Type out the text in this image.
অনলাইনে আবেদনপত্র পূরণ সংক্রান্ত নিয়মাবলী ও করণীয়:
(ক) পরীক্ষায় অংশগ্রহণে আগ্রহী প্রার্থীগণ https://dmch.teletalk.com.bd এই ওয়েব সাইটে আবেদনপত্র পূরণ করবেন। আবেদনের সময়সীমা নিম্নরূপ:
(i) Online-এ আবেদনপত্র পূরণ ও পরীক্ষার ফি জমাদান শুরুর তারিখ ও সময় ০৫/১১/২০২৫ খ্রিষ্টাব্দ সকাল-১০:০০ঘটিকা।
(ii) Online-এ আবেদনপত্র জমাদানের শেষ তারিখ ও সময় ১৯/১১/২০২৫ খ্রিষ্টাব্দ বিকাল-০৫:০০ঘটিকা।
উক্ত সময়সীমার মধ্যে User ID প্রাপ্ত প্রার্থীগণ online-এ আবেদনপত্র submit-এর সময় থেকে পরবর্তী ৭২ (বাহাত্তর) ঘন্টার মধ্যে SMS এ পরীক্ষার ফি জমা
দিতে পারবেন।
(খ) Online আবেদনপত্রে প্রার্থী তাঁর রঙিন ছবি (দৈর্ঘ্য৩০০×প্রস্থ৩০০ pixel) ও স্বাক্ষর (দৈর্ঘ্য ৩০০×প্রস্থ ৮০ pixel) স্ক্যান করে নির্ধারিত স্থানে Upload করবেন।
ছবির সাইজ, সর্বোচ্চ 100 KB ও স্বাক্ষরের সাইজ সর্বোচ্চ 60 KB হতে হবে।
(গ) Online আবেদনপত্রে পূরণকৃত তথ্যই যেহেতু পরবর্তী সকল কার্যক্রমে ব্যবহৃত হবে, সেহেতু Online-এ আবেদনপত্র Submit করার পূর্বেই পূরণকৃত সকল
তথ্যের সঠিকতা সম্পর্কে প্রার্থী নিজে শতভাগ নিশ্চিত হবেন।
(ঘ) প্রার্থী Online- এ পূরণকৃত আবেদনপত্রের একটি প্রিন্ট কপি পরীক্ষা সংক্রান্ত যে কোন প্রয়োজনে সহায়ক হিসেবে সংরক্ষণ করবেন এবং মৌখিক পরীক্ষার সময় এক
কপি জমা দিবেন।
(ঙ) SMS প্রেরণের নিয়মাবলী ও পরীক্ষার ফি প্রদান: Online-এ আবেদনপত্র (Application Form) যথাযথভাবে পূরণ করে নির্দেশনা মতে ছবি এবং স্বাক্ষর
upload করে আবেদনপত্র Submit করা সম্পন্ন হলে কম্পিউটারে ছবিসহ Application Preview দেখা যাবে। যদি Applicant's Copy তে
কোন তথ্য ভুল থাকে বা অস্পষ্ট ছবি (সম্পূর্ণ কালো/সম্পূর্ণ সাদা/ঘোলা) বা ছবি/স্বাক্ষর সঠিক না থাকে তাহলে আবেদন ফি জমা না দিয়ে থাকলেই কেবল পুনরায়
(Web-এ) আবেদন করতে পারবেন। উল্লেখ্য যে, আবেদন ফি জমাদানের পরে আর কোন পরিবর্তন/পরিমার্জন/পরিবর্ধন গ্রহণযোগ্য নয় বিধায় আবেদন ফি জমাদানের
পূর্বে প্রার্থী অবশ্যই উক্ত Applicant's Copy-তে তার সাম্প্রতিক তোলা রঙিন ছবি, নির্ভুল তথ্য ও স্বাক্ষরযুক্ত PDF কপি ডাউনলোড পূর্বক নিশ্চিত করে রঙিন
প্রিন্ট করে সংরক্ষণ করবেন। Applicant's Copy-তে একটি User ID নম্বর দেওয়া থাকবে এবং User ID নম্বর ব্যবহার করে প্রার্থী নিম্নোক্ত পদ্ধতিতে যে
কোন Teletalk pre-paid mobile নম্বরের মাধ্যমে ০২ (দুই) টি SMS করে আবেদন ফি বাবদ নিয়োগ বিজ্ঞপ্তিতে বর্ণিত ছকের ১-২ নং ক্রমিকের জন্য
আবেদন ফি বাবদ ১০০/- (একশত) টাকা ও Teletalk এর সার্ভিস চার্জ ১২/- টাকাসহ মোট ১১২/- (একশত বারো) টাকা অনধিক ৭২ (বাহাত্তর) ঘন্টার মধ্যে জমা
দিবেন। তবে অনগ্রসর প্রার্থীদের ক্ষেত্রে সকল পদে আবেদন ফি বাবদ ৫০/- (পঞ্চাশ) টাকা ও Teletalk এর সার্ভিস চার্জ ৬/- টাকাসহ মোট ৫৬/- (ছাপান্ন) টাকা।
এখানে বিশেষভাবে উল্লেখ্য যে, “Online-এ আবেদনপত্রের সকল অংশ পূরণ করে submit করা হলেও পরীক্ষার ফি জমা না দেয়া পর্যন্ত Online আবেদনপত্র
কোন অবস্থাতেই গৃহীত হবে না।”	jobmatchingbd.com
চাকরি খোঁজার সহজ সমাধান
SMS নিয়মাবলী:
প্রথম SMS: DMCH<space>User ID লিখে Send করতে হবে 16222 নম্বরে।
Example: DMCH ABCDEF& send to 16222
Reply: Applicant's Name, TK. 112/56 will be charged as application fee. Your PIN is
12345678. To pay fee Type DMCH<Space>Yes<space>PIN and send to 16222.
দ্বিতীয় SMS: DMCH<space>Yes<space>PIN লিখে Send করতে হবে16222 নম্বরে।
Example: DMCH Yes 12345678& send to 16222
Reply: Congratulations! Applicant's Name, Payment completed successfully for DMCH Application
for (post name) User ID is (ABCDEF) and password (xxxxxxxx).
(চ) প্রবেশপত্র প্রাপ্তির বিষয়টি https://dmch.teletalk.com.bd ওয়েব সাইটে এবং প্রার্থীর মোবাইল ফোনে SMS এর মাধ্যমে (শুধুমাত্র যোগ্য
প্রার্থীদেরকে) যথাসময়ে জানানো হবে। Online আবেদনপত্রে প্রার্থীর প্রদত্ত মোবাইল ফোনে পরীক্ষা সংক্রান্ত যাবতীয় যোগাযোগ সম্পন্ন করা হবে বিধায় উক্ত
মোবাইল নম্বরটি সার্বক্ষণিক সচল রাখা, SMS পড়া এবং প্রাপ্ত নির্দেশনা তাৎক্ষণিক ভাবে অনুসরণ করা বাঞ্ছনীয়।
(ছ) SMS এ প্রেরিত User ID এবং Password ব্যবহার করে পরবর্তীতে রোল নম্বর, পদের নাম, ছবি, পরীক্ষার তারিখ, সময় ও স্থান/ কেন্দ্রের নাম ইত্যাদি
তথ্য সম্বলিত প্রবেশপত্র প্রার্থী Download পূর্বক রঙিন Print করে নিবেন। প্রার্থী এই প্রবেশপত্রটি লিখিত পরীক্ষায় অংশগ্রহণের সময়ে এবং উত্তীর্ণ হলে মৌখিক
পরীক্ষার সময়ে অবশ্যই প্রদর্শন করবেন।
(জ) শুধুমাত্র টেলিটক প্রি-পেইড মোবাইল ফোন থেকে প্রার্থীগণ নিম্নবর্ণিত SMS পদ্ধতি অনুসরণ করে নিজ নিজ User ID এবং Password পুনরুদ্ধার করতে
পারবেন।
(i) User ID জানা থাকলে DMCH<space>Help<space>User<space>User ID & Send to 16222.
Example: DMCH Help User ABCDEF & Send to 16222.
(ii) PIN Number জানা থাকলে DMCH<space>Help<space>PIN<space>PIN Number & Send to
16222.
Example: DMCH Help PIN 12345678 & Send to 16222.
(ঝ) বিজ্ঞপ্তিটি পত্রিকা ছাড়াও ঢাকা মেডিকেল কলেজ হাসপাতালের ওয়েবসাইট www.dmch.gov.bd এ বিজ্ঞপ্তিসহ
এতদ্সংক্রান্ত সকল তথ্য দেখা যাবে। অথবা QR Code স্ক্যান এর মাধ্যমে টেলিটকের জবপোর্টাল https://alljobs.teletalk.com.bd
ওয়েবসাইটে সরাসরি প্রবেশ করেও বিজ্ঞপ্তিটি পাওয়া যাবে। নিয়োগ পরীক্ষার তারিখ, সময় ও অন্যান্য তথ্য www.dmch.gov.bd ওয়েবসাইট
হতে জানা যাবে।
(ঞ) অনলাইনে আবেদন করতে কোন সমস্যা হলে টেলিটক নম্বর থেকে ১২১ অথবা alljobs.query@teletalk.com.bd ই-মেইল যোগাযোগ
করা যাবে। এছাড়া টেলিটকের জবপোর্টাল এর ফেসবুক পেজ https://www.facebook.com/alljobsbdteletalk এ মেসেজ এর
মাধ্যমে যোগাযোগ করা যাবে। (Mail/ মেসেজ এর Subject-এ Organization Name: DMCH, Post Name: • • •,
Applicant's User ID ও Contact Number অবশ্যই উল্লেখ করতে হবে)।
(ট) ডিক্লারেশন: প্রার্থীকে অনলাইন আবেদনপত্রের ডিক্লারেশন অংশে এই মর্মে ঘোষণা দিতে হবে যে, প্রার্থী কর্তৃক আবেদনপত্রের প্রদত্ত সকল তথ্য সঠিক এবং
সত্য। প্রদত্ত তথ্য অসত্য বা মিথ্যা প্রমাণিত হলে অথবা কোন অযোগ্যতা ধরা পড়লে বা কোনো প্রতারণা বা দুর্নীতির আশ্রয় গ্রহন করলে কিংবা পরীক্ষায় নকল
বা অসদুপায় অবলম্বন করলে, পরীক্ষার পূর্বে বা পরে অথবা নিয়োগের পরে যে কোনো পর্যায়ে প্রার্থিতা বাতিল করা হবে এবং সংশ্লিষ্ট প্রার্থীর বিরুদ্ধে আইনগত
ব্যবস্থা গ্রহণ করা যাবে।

■ OBJECTIVE ■
Return, from the data, each line that has the word "Copy" in it.

■ SOLUTION FOR THIS PROBLEM ■
upload করে আবেদনপত্র Submit করা সম্পন্ন হলে কম্পিউটারে ছবিসহ Application Preview দেখা যাবে। যদি Applicant's Copy তে
পূর্বে প্রার্থী অবশ্যই উক্ত Applicant's Copy-তে তার সাম্প্রতিক তোলা রঙিন ছবি, নির্ভুল তথ্য ও স্বাক্ষরযুক্ত PDF কপি ডাউনলোড পূর্বক নিশ্চিত করে রঙিন
প্রিন্ট করে সংরক্ষণ করবেন। Applicant's Copy-তে একটি User ID নম্বর দেওয়া থাকবে এবং User ID নম্বর ব্যবহার করে প্রার্থী নিম্নোক্ত পদ্ধতিতে যে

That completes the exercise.